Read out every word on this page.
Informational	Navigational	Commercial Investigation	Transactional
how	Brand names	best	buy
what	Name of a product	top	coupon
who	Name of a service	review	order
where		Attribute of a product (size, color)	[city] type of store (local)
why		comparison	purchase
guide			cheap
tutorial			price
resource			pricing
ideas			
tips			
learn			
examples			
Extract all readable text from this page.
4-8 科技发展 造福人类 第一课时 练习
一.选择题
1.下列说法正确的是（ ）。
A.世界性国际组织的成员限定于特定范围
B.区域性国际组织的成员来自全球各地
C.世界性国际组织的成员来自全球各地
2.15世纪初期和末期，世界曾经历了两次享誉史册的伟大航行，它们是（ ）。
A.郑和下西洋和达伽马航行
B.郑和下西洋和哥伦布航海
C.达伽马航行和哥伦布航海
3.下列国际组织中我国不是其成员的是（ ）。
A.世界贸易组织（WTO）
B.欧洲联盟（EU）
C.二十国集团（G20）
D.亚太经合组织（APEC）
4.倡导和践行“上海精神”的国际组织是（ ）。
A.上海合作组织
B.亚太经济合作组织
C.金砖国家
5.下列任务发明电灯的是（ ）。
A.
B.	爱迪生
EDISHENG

*EXERCISE*: Return every line of the material exactly.

*COMPLETE RESPONSE*:
Read out every word on this page.
Informational	Navigational	Commercial Investigation	Transactional
how	Brand names	best	buy
what	Name of a product	top	coupon
who	Name of a service	review	order
where		Attribute of a product (size, color)	[city] type of store (local)
why		comparison	purchase
guide			cheap
tutorial			price
resource			pricing
ideas			
tips			
learn			
examples			
Extract all readable text from this page.
4-8 科技发展 造福人类 第一课时 练习
一.选择题
1.下列说法正确的是（ ）。
A.世界性国际组织的成员限定于特定范围
B.区域性国际组织的成员来自全球各地
C.世界性国际组织的成员来自全球各地
2.15世纪初期和末期，世界曾经历了两次享誉史册的伟大航行，它们是（ ）。
A.郑和下西洋和达伽马航行
B.郑和下西洋和哥伦布航海
C.达伽马航行和哥伦布航海
3.下列国际组织中我国不是其成员的是（ ）。
A.世界贸易组织（WTO）
B.欧洲联盟（EU）
C.二十国集团（G20）
D.亚太经合组织（APEC）
4.倡导和践行“上海精神”的国际组织是（ ）。
A.上海合作组织
B.亚太经济合作组织
C.金砖国家
5.下列任务发明电灯的是（ ）。
A.
B.	爱迪生
EDISHENG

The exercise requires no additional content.